### PROBLEM REQUIREMENTS
Output each entry below as it stands, leaving out every picture.

### RECORDS FOR THIS EXERCISE

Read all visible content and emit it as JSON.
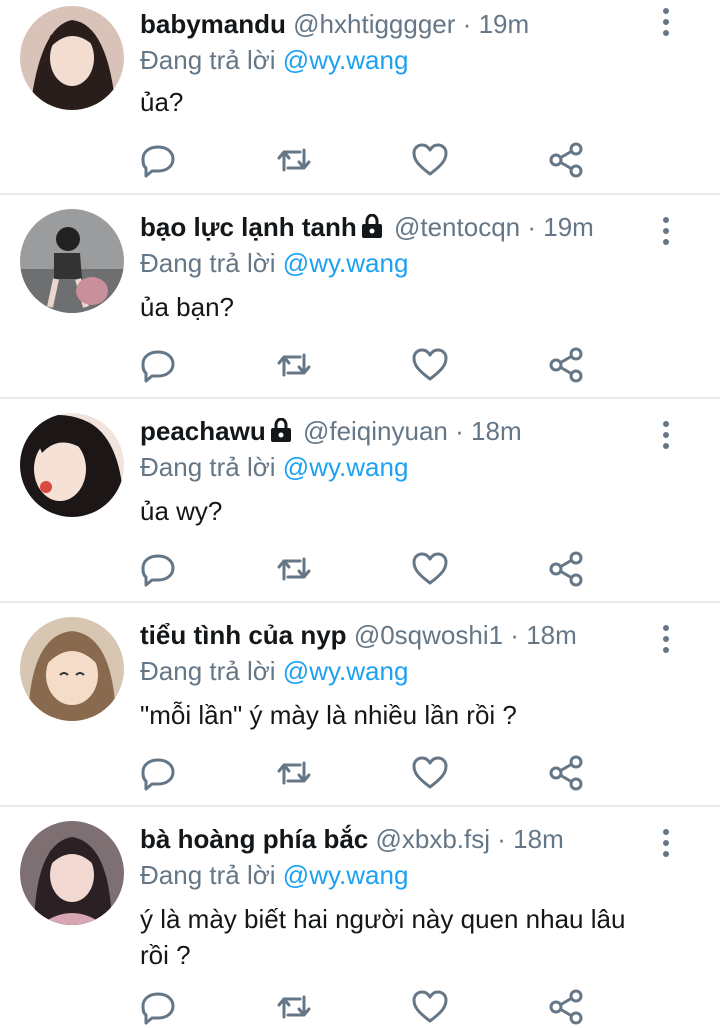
{
  "replying_label": "Đang trả lời",
  "replying_to": "@wy.wang",
  "tweets": [
    {
      "name": "babymandu",
      "handle": "@hxhtigggger",
      "separator": "·",
      "time": "19m",
      "text": "ủa?",
      "locked": false
    },
    {
      "name": "bạo lực lạnh tanh",
      "handle": "@tentocqn",
      "separator": "·",
      "time": "19m",
      "text": "ủa bạn?",
      "locked": true
    },
    {
      "name": "peachawu",
      "handle": "@feiqinyuan",
      "separator": "·",
      "time": "18m",
      "text": "ủa wy?",
      "locked": true
    },
    {
      "name": "tiểu tình của nyp",
      "handle": "@0sqwoshi1",
      "separator": "·",
      "time": "18m",
      "text": "\"mỗi lần\" ý mày là nhiều lần rồi ?",
      "locked": false
    },
    {
      "name": "bà hoàng phía bắc",
      "handle": "@xbxb.fsj",
      "separator": "·",
      "time": "18m",
      "text": "ý là mày biết hai người này quen nhau lâu rồi ?",
      "locked": false
    }
  ],
  "icons": {
    "reply": "reply-icon",
    "retweet": "retweet-icon",
    "like": "like-icon",
    "share": "share-icon",
    "more": "more-icon",
    "lock": "lock-icon"
  },
  "colors": {
    "accent": "#1da1f2",
    "secondary_text": "#657786",
    "divider": "#e6ecf0"
  }
}
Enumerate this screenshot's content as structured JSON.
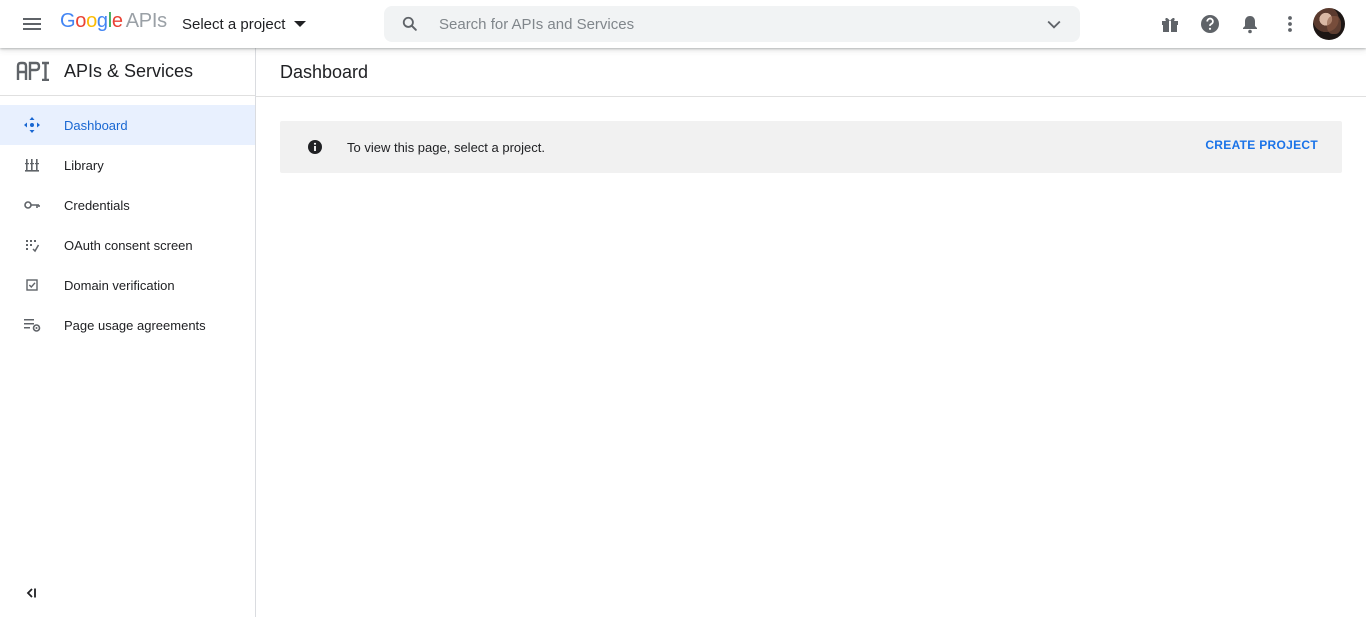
{
  "header": {
    "logo_google": [
      "G",
      "o",
      "o",
      "g",
      "l",
      "e"
    ],
    "logo_apis": "APIs",
    "project_select_label": "Select a project",
    "search": {
      "placeholder": "Search for APIs and Services",
      "value": ""
    },
    "icons": [
      "menu-icon",
      "search-icon",
      "chevron-down-icon",
      "gift-icon",
      "help-icon",
      "notifications-icon",
      "more-vert-icon",
      "avatar"
    ]
  },
  "sidebar": {
    "title": "APIs & Services",
    "items": [
      {
        "label": "Dashboard",
        "icon": "dashboard-icon",
        "active": true
      },
      {
        "label": "Library",
        "icon": "library-icon",
        "active": false
      },
      {
        "label": "Credentials",
        "icon": "key-icon",
        "active": false
      },
      {
        "label": "OAuth consent screen",
        "icon": "oauth-consent-icon",
        "active": false
      },
      {
        "label": "Domain verification",
        "icon": "checkbox-icon",
        "active": false
      },
      {
        "label": "Page usage agreements",
        "icon": "list-settings-icon",
        "active": false
      }
    ]
  },
  "main": {
    "page_title": "Dashboard",
    "banner": {
      "message": "To view this page, select a project.",
      "action_label": "CREATE PROJECT"
    }
  },
  "colors": {
    "accent": "#1a73e8",
    "active_bg": "#e8f0fe",
    "banner_bg": "#f1f1f1"
  }
}
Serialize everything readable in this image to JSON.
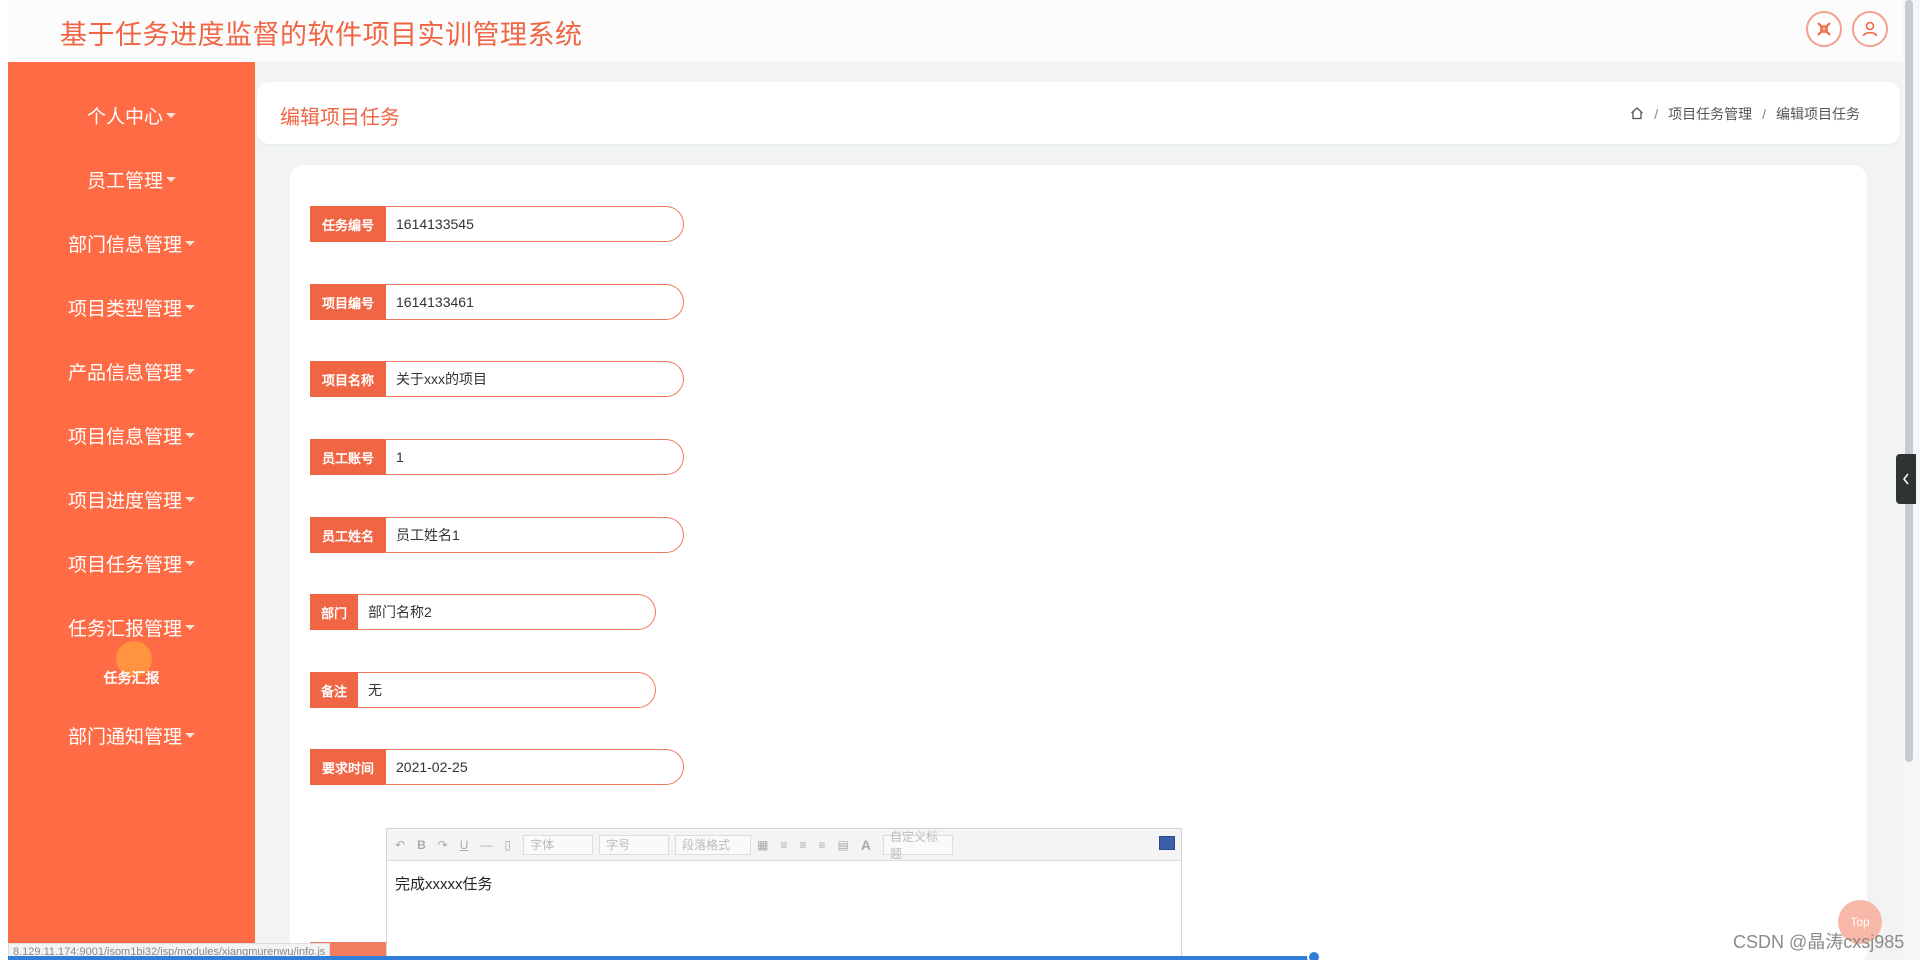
{
  "app": {
    "title": "基于任务进度监督的软件项目实训管理系统"
  },
  "header": {
    "fullscreen_icon": "fullscreen-exit-icon",
    "user_icon": "user-icon"
  },
  "sidebar": {
    "items": [
      {
        "label": "个人中心"
      },
      {
        "label": "员工管理"
      },
      {
        "label": "部门信息管理"
      },
      {
        "label": "项目类型管理"
      },
      {
        "label": "产品信息管理"
      },
      {
        "label": "项目信息管理"
      },
      {
        "label": "项目进度管理"
      },
      {
        "label": "项目任务管理"
      },
      {
        "label": "任务汇报管理"
      },
      {
        "label": "部门通知管理"
      }
    ],
    "sub_item": {
      "label": "任务汇报"
    }
  },
  "page": {
    "title": "编辑项目任务",
    "breadcrumb": [
      "项目任务管理",
      "编辑项目任务"
    ]
  },
  "form": {
    "task_no": {
      "label": "任务编号",
      "value": "1614133545"
    },
    "project_no": {
      "label": "项目编号",
      "value": "1614133461"
    },
    "project_name": {
      "label": "项目名称",
      "value": "关于xxx的项目"
    },
    "employee_account": {
      "label": "员工账号",
      "value": "1"
    },
    "employee_name": {
      "label": "员工姓名",
      "value": "员工姓名1"
    },
    "department": {
      "label": "部门",
      "value": "部门名称2"
    },
    "remark": {
      "label": "备注",
      "value": "无"
    },
    "required_time": {
      "label": "要求时间",
      "value": "2021-02-25"
    }
  },
  "editor": {
    "font_select": "字体",
    "size_select": "字号",
    "paragraph_select": "段落格式",
    "custom_title_select": "自定义标题",
    "content": "完成xxxxx任务"
  },
  "status_bar": {
    "url": "8.129.11.174:9001/isom1bi32/isp/modules/xiangmurenwu/info.js"
  },
  "top_button": {
    "label": "Top"
  },
  "watermark": "CSDN @晶涛cxsj985",
  "colors": {
    "accent": "#f06544",
    "sidebar": "#ff6b45"
  }
}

### FULL SOLUTION
Read all visible content and emit it as JSON.
{
  "replying_label": "Đang trả lời",
  "replying_to": "@wy.wang",
  "tweets": [
    {
      "name": "babymandu",
      "handle": "@hxhtigggger",
      "separator": "·",
      "time": "19m",
      "text": "ủa?",
      "locked": false
    },
    {
      "name": "bạo lực lạnh tanh",
      "handle": "@tentocqn",
      "separator": "·",
      "time": "19m",
      "text": "ủa bạn?",
      "locked": true
    },
    {
      "name": "peachawu",
      "handle": "@feiqinyuan",
      "separator": "·",
      "time": "18m",
      "text": "ủa wy?",
      "locked": true
    },
    {
      "name": "tiểu tình của nyp",
      "handle": "@0sqwoshi1",
      "separator": "·",
      "time": "18m",
      "text": "\"mỗi lần\" ý mày là nhiều lần rồi ?",
      "locked": false
    },
    {
      "name": "bà hoàng phía bắc",
      "handle": "@xbxb.fsj",
      "separator": "·",
      "time": "18m",
      "text": "ý là mày biết hai người này quen nhau lâu rồi ?",
      "locked": false
    }
  ],
  "icons": {
    "reply": "reply-icon",
    "retweet": "retweet-icon",
    "like": "like-icon",
    "share": "share-icon",
    "more": "more-icon",
    "lock": "lock-icon"
  },
  "colors": {
    "accent": "#1da1f2",
    "secondary_text": "#657786",
    "divider": "#e6ecf0"
  }
}
Enumerate this screenshot's content as structured JSON.
{
  "header": {
    "logo_google": [
      "G",
      "o",
      "o",
      "g",
      "l",
      "e"
    ],
    "logo_apis": "APIs",
    "project_select_label": "Select a project",
    "search": {
      "placeholder": "Search for APIs and Services",
      "value": ""
    },
    "icons": [
      "menu-icon",
      "search-icon",
      "chevron-down-icon",
      "gift-icon",
      "help-icon",
      "notifications-icon",
      "more-vert-icon",
      "avatar"
    ]
  },
  "sidebar": {
    "title": "APIs & Services",
    "items": [
      {
        "label": "Dashboard",
        "icon": "dashboard-icon",
        "active": true
      },
      {
        "label": "Library",
        "icon": "library-icon",
        "active": false
      },
      {
        "label": "Credentials",
        "icon": "key-icon",
        "active": false
      },
      {
        "label": "OAuth consent screen",
        "icon": "oauth-consent-icon",
        "active": false
      },
      {
        "label": "Domain verification",
        "icon": "checkbox-icon",
        "active": false
      },
      {
        "label": "Page usage agreements",
        "icon": "list-settings-icon",
        "active": false
      }
    ]
  },
  "main": {
    "page_title": "Dashboard",
    "banner": {
      "message": "To view this page, select a project.",
      "action_label": "CREATE PROJECT"
    }
  },
  "colors": {
    "accent": "#1a73e8",
    "active_bg": "#e8f0fe",
    "banner_bg": "#f1f1f1"
  }
}
Serialize everything readable in this image to JSON.
{
  "app": {
    "title": "基于任务进度监督的软件项目实训管理系统"
  },
  "header": {
    "fullscreen_icon": "fullscreen-exit-icon",
    "user_icon": "user-icon"
  },
  "sidebar": {
    "items": [
      {
        "label": "个人中心"
      },
      {
        "label": "员工管理"
      },
      {
        "label": "部门信息管理"
      },
      {
        "label": "项目类型管理"
      },
      {
        "label": "产品信息管理"
      },
      {
        "label": "项目信息管理"
      },
      {
        "label": "项目进度管理"
      },
      {
        "label": "项目任务管理"
      },
      {
        "label": "任务汇报管理"
      },
      {
        "label": "部门通知管理"
      }
    ],
    "sub_item": {
      "label": "任务汇报"
    }
  },
  "page": {
    "title": "编辑项目任务",
    "breadcrumb": [
      "项目任务管理",
      "编辑项目任务"
    ]
  },
  "form": {
    "task_no": {
      "label": "任务编号",
      "value": "1614133545"
    },
    "project_no": {
      "label": "项目编号",
      "value": "1614133461"
    },
    "project_name": {
      "label": "项目名称",
      "value": "关于xxx的项目"
    },
    "employee_account": {
      "label": "员工账号",
      "value": "1"
    },
    "employee_name": {
      "label": "员工姓名",
      "value": "员工姓名1"
    },
    "department": {
      "label": "部门",
      "value": "部门名称2"
    },
    "remark": {
      "label": "备注",
      "value": "无"
    },
    "required_time": {
      "label": "要求时间",
      "value": "2021-02-25"
    }
  },
  "editor": {
    "font_select": "字体",
    "size_select": "字号",
    "paragraph_select": "段落格式",
    "custom_title_select": "自定义标题",
    "content": "完成xxxxx任务"
  },
  "status_bar": {
    "url": "8.129.11.174:9001/isom1bi32/isp/modules/xiangmurenwu/info.js"
  },
  "top_button": {
    "label": "Top"
  },
  "watermark": "CSDN @晶涛cxsj985",
  "colors": {
    "accent": "#f06544",
    "sidebar": "#ff6b45"
  }
}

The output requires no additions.